_Your task_
Continue the article on reading data from heaps in SQL Server, starting after its last sentence.

_Excerpt provided_

Heaps in SQL Server: Part 2 Optimizing Reads

In the second article of this series, Uwe Ricken discusses ways to affect the performance of queries involving heaps, including the TOP operator, compression, and partitioning.

The series so far:

  1. Heaps in SQL Server: Part 1 The Basics
  2. Heaps in SQL Server: Part 2 Optimizing Reads
  3. Heaps in SQL Server: Part 3 Nonclustered Indexes
  4.  Heaps in SQL Server: Part 4 PFS contention

Heaps are not necessarily the developer’s favourite child, as they are not very performant, especially when it comes to selecting data (most people think so!). Certainly, there is something true about this opinion, but in the end, it is always the workload that decides it. In this article, I describe how a Heap works when data are selected. If you understand the process in SQL Server when reading data from a Heap, you can easily decide if a Heap is the best solution for your workload.

Advanced Scanning

As you may know, Heaps can only use Table Scans to retrieve data which are requested by the client software. In SQL Server Enterprise, the advanced scan feature allows multiple tasks to share full table scans. If the execution plan of a Transact-SQL statement requires a scan of the data pages in a table, and the Database Engine detects that the table is already being scanned for another execution plan, the Database Engine joins the second scan to the first, at the current location of the second scan. The Database Engine reads each page one time and passes the rows from each page to both execution plans. This continues until the end of the table is reached.

At that point, the first execution plan has the complete results of a scan, but the second execution plan must still retrieve the data pages that were read before it joined the in-progress scan. The scan for the second execution plan then wraps back to the first data page of the table and scans forward to where it joined the first scan. Any number of scans can be combined like this. The Database Engine will keep looping through the data pages until it has completed all the scans. This mechanism is also called “merry-go-round scanning” and demonstrates why the order of the results returned from a SELECT statement cannot be guaranteed without an ORDER BY clause.

Select data in a Heap

Since a Heap has no index structures, Microsoft SQL Server must always read the entire table. Microsoft SQL Server solves the problem with predicates with a FILTER operator (Predicate Pushdown). For all examples shown in this article, I created a table with ~ 4,000,000 data records from my demo database [CustomerOrders]. After restoring the database, run the code to create the new table, CustomerOrderList.

When data is read from a Heap, a TABLE SCAN operator is used in the execution plan – regardless of the number of data records that have to be delivered to the client.

Figure 1: SELECT * FROM dbo.CustomerList

When Microsoft SQL Server reads data from a table or an index, this can be done in two ways:

  • The data selection follows the B-tree structure of an index
  • The data is selected in accordance with the logical arrangement of data pages

Figure 2: Reading data in a B-Tree basically follows the index structure

In a Heap, the reading process takes place in the order in which data was saved on the data pages. Microsoft SQL Server reads information about the data pages of the Heap from the IAM page of a table, which is described in the article “Heaps in SQL Server: Part 1 The Basics”.

_Material_

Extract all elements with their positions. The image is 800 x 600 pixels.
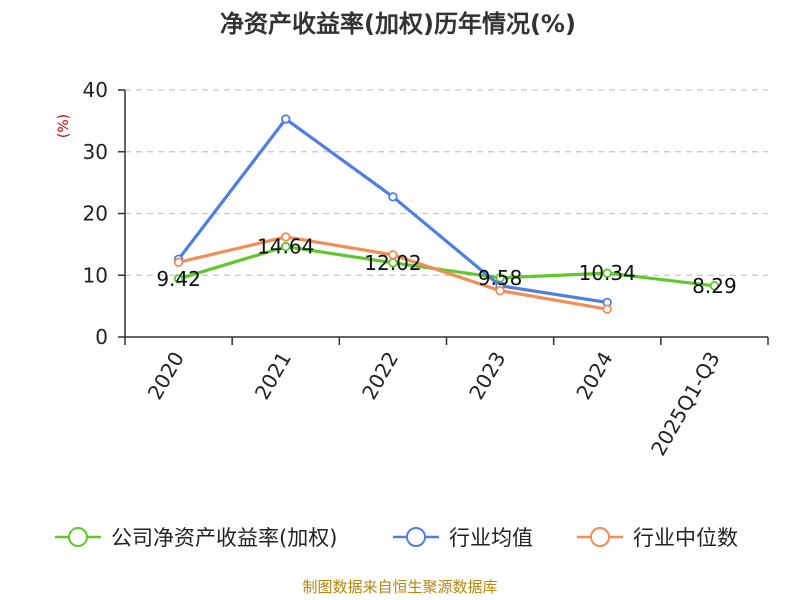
legend-label: 行业均值 [449, 526, 533, 550]
data-point [281, 241, 291, 252]
x-tick-label: 2021 [250, 348, 296, 404]
data-label: 9.42 [156, 267, 201, 291]
data-label: 10.34 [579, 261, 636, 285]
legend-marker [68, 527, 88, 547]
y-tick-label: 20 [83, 202, 108, 226]
x-tick-label: 2022 [357, 348, 403, 404]
x-tick-label: 2024 [571, 348, 617, 404]
data-label: 8.29 [692, 274, 737, 298]
y-axis-label: (%) [56, 114, 72, 138]
x-tick-label: 2020 [143, 348, 189, 404]
series-group [173, 114, 720, 314]
data-point [281, 232, 291, 242]
chart-title: 净资产收益率(加权)历年情况(%) [220, 10, 576, 38]
data-label: 9.58 [478, 266, 523, 290]
legend-marker [406, 527, 426, 547]
legend-label: 公司净资产收益率(加权) [111, 526, 337, 550]
legend: 公司净资产收益率(加权) 行业均值 行业中位数 [55, 526, 738, 550]
data-point [173, 274, 184, 284]
data-labels: 9.42 14.64 12.02 9.58 10.34 8.29 [156, 235, 736, 298]
data-label: 12.02 [364, 251, 421, 275]
source-note: 制图数据来自恒生聚源数据库 [302, 578, 497, 596]
data-point [173, 257, 184, 267]
data-point [495, 285, 505, 296]
y-tick-label: 0 [95, 325, 108, 349]
y-tick-label: 30 [83, 140, 108, 164]
grid-lines [125, 89, 768, 276]
legend-label: 行业中位数 [633, 526, 738, 550]
series-line [178, 244, 715, 288]
data-label: 14.64 [257, 235, 314, 259]
y-tick-label: 40 [83, 78, 108, 102]
legend-marker [590, 527, 610, 547]
x-tick-label: 2023 [464, 348, 510, 404]
x-tick-label: 2025Q1-Q3 [646, 348, 725, 460]
data-point [388, 250, 398, 260]
data-point [388, 192, 398, 202]
data-point [709, 281, 720, 291]
data-point [602, 268, 612, 278]
data-point [602, 304, 612, 314]
y-tick-label: 10 [83, 263, 108, 287]
data-point [281, 114, 291, 124]
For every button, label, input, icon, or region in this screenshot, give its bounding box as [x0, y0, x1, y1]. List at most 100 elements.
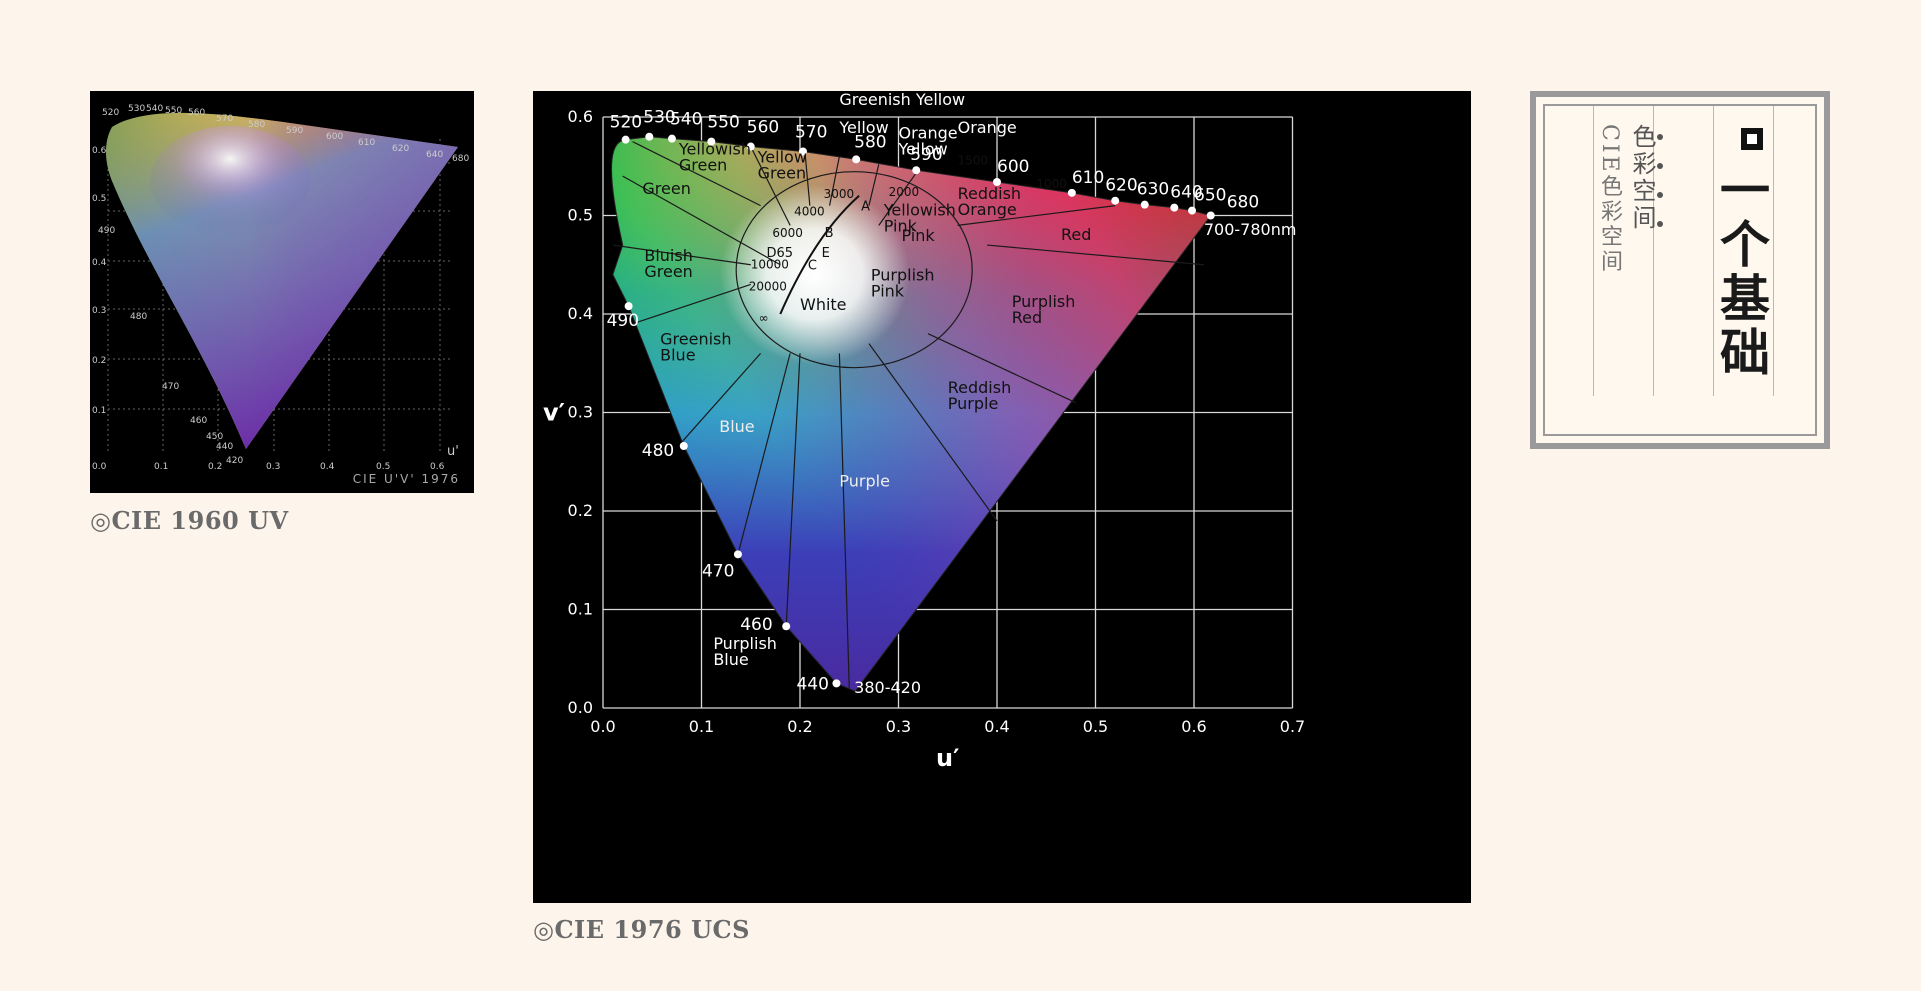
region-label: Greenish Blue — [660, 330, 731, 365]
locus-dot — [1188, 206, 1197, 215]
svg-text:0.4: 0.4 — [92, 258, 107, 268]
locus-label: 470 — [702, 561, 734, 581]
region-label: Yellowish Green — [678, 139, 751, 174]
svg-text:580: 580 — [248, 120, 265, 130]
region-boundary — [927, 333, 1077, 404]
region-boundary — [957, 205, 1116, 226]
locus-dot — [1111, 196, 1120, 205]
region-label: Greenish Yellow — [839, 91, 965, 109]
locus-label: 550 — [707, 113, 739, 133]
planckian-label: 1000 — [1036, 177, 1067, 191]
region-boundary — [622, 175, 781, 266]
svg-text:0.3: 0.3 — [266, 462, 280, 472]
region-label: White — [800, 295, 847, 314]
x-tick-label: 0.0 — [590, 717, 615, 736]
locus-dot — [1206, 211, 1215, 220]
svg-text:520: 520 — [102, 108, 119, 118]
svg-text:0.5: 0.5 — [92, 194, 106, 204]
svg-text:420: 420 — [226, 456, 243, 466]
region-label: Red — [1061, 225, 1091, 244]
illuminant-label: C — [808, 259, 817, 274]
locus-label: 600 — [997, 157, 1029, 177]
small-white-point — [150, 126, 310, 236]
title-sub1: 色彩空间 — [1628, 124, 1656, 232]
region-boundary — [632, 283, 751, 325]
svg-text:550: 550 — [165, 106, 182, 116]
locus-dot — [1170, 203, 1179, 212]
locus-label: 650 — [1194, 186, 1226, 206]
svg-text:0.2: 0.2 — [92, 356, 106, 366]
locus-dot — [912, 166, 921, 175]
region-boundary — [868, 164, 880, 206]
title-box-inner: 一个基础 色彩空间 CIE色彩空间 — [1543, 104, 1817, 436]
locus-label: 590 — [910, 145, 942, 165]
locus-label: 480 — [642, 441, 674, 461]
y-tick-label: 0.0 — [568, 698, 593, 717]
x-tick-label: 0.4 — [984, 717, 1009, 736]
svg-text:0.1: 0.1 — [154, 462, 168, 472]
locus-label: 520 — [610, 113, 642, 133]
svg-text:570: 570 — [216, 114, 233, 124]
svg-text:0.6: 0.6 — [92, 146, 107, 156]
region-boundary — [878, 169, 919, 226]
y-tick-label: 0.4 — [568, 304, 593, 323]
divider — [1653, 106, 1654, 396]
title-sub2: CIE色彩空间 — [1597, 124, 1622, 275]
svg-text:0.1: 0.1 — [92, 406, 106, 416]
locus-label: 460 — [740, 615, 772, 635]
planckian-label: 20000 — [749, 279, 787, 293]
x-tick-label: 0.2 — [787, 717, 812, 736]
planckian-label: 6000 — [772, 226, 803, 240]
divider — [1773, 106, 1774, 396]
region-label: Reddish Purple — [948, 378, 1011, 413]
locus-label: 630 — [1137, 180, 1169, 200]
svg-text:0.6: 0.6 — [430, 462, 445, 472]
locus-label: 680 — [1227, 193, 1259, 213]
region-label: Blue — [719, 417, 754, 436]
svg-text:480: 480 — [130, 312, 147, 322]
divider — [1713, 106, 1714, 396]
small-xlabel: u' — [447, 444, 459, 459]
svg-text:0.4: 0.4 — [320, 462, 335, 472]
svg-text:450: 450 — [206, 432, 223, 442]
region-label: Yellow Green — [757, 147, 807, 182]
locus-dot — [746, 142, 755, 151]
locus-label: 440 — [796, 674, 828, 694]
region-boundary — [838, 353, 850, 689]
svg-text:440: 440 — [216, 442, 233, 452]
illuminant-label: E — [822, 246, 830, 261]
locus-dot — [707, 137, 716, 146]
locus-label: 490 — [607, 311, 639, 331]
region-label: Orange — [958, 118, 1017, 137]
cie-1960-chart: 520 530 540 550 560 570 580 590 600 610 620 640 … — [90, 91, 474, 493]
x-tick-label: 0.5 — [1083, 717, 1108, 736]
region-boundary — [828, 156, 840, 206]
region-boundary — [804, 151, 811, 206]
locus-dot — [852, 155, 861, 164]
title-main: 一个基础 — [1712, 164, 1771, 380]
locus-dot — [621, 135, 630, 144]
locus-label: 540 — [670, 110, 702, 130]
region-label: Purplish Pink — [871, 266, 935, 301]
locus-extra-label: 700-780nm — [1204, 220, 1297, 239]
region-label: Purplish Blue — [713, 634, 777, 669]
planckian-label: ∞ — [759, 311, 769, 325]
region-boundary — [737, 353, 791, 555]
locus-dot — [832, 679, 841, 688]
svg-text:0.2: 0.2 — [208, 462, 222, 472]
x-tick-label: 0.1 — [689, 717, 714, 736]
y-tick-label: 0.6 — [568, 107, 593, 126]
svg-text:530: 530 — [128, 104, 145, 114]
bullet-icon — [1657, 163, 1663, 169]
planckian-label: 4000 — [794, 205, 825, 219]
svg-text:490: 490 — [98, 226, 115, 236]
svg-text:590: 590 — [286, 126, 303, 136]
svg-text:680: 680 — [452, 154, 469, 164]
locus-label: 530 — [643, 108, 675, 128]
x-tick-label: 0.6 — [1181, 717, 1206, 736]
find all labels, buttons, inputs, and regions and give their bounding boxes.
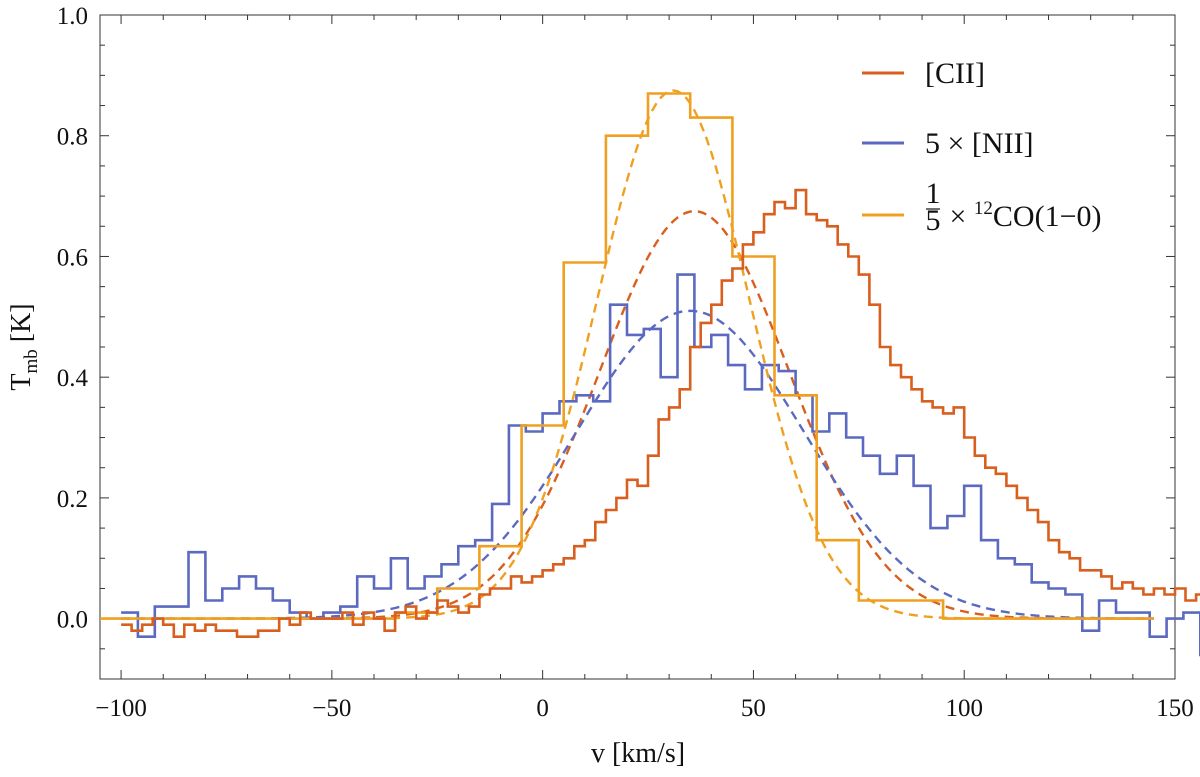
x-tick-label: 150 bbox=[1156, 695, 1194, 722]
y-axis-label: Tmb [K] bbox=[6, 303, 42, 390]
plot-frame bbox=[99, 14, 1176, 680]
legend-co-frac-den: 5 bbox=[926, 204, 941, 237]
legend-co-molecule: CO(1−0) bbox=[993, 200, 1102, 233]
legend-label-co: 1 5 × 12CO(1−0) bbox=[926, 177, 1102, 237]
legend: [CII] 5 × [NII] 1 5 × 12CO(1−0) bbox=[862, 57, 1102, 237]
series-layer bbox=[100, 89, 1200, 657]
series-fit-4 bbox=[121, 309, 1154, 620]
x-axis-ticks: −100 −50 0 50 100 150 bbox=[95, 15, 1194, 722]
y-tick-label: 1.0 bbox=[57, 3, 88, 30]
y-tick-label: 0.6 bbox=[57, 244, 88, 271]
legend-co-iso: 12 bbox=[974, 198, 993, 219]
y-axis-label-unit: [K] bbox=[6, 303, 37, 349]
series-step-2 bbox=[100, 92, 1154, 620]
y-axis-label-sub: mb bbox=[21, 349, 42, 373]
y-tick-label: 0.4 bbox=[57, 365, 89, 392]
legend-co-text: × 12CO(1−0) bbox=[942, 198, 1102, 233]
x-tick-label: −100 bbox=[95, 695, 147, 722]
legend-label-nii: 5 × [NII] bbox=[925, 127, 1034, 160]
series-step-1 bbox=[121, 273, 1200, 657]
legend-co-frac-num: 1 bbox=[926, 177, 941, 210]
x-axis-label: v [km/s] bbox=[591, 738, 685, 769]
y-tick-label: 0.0 bbox=[57, 607, 88, 634]
x-tick-label: 50 bbox=[741, 695, 766, 722]
series-step-0 bbox=[121, 188, 1200, 638]
legend-label-cii: [CII] bbox=[925, 57, 985, 90]
x-tick-label: 100 bbox=[945, 695, 983, 722]
y-tick-label: 0.8 bbox=[57, 124, 88, 151]
x-tick-label: 0 bbox=[536, 695, 549, 722]
y-axis-label-main: T bbox=[6, 374, 37, 391]
y-axis-ticks: 0.0 0.2 0.4 0.6 0.8 1.0 bbox=[57, 3, 1175, 680]
legend-co-times: × bbox=[942, 200, 974, 233]
y-tick-label: 0.2 bbox=[57, 486, 88, 513]
x-tick-label: −50 bbox=[312, 695, 351, 722]
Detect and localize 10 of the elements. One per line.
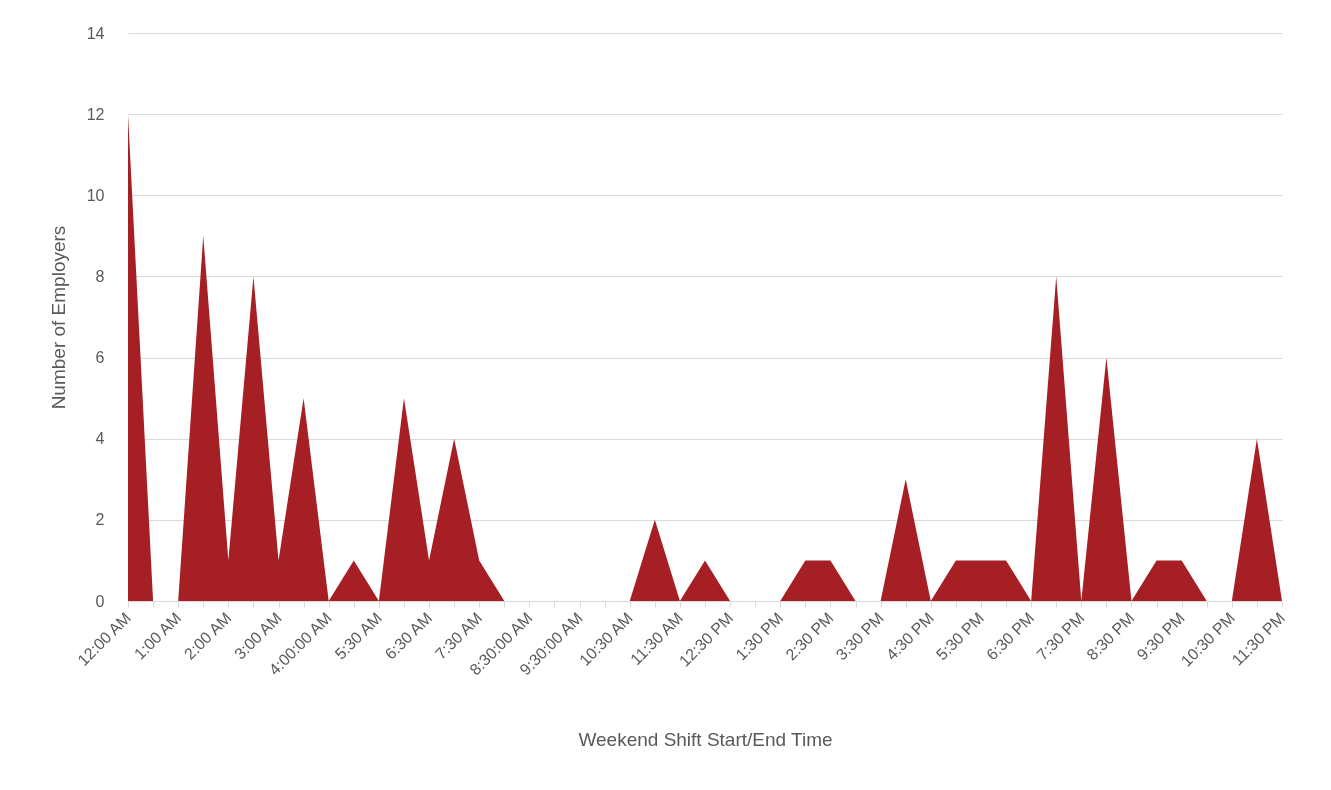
y-tick-label: 4 <box>95 430 105 448</box>
y-tick-label: 0 <box>95 592 105 610</box>
x-axis-title: Weekend Shift Start/End Time <box>578 729 833 751</box>
y-tick-label: 2 <box>95 511 105 529</box>
y-axis-title: Number of Employers <box>47 225 69 410</box>
y-tick-label: 14 <box>86 24 105 42</box>
y-tick-label: 12 <box>86 105 105 123</box>
y-tick-label: 8 <box>95 267 105 285</box>
y-tick-label: 10 <box>86 186 105 204</box>
y-tick-label: 6 <box>95 349 105 367</box>
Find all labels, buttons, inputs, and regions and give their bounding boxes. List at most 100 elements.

_Reply_
Figure 3: Reading data in a Heap follows the logical order of data pages

After the “route” for reading the data has been read from the IAM, the SCAN process begins to send the data to the client. This technique is called “Allocation Order Scan” and can be observed above all at Heaps.

If the data is limited by a predicate, the way of working does not change. Since the data is unsorted in a Heap, Microsoft SQL Server must always search the complete table (all data pages).

Figure 4: Scan over the whole table

The filtering is called “predicate pushdown”. Before further processes are processed, the number of data records is reduced as much as possible! A predicate pushdown can be made visible in the execution plan using trace flag 9130!

Figure 5: FILTER Operator for selected data

Advantages of reading from Heaps

Heaps appear to be inferior to an index when reading data. However, this statement only applies if the data is to be limited by a predicate. In fact, when reading the complete table, the Heap has two – in my view – significant advantages:

  • No B-tree structure has to be read; only the data pages are read.
  • If the Heap is not fragmented and has no forwarded records (described in a later article), Heaps can be read sequentially. Data is read from the storage in the order in which they were entered.
  • An index always follows the pointers to the next data page. If the index is fragmented, random reads occur that are not as powerful as sequential read operations.

Figure 6: Reading from a B-Tree

Disadvantages when reading from Heaps

One of the biggest drawbacks when reading data from a Heap is the IAM scan while reading the data. Microsoft SQL Server must hold a lock to ensure that the metadata of the table structure is not changed during the read process.

The code shown below creates an extended event that records all the locks set in a transaction. The script only records activity for a predefined user session, so be sure to change the user session ID in the script to match yours.

When you run the SELECT statement from the first demo, the Extended Event session will record the following activities:

Figure 7: Holding a SCH_S-Lock when reading data from a Heap

The lock is not released until the SCAN operation has been completed.

NOTE: If Microsoft SQL Server chooses a parallel plan when executing the query, EVERY thread holds a SCH‑S lock on the table.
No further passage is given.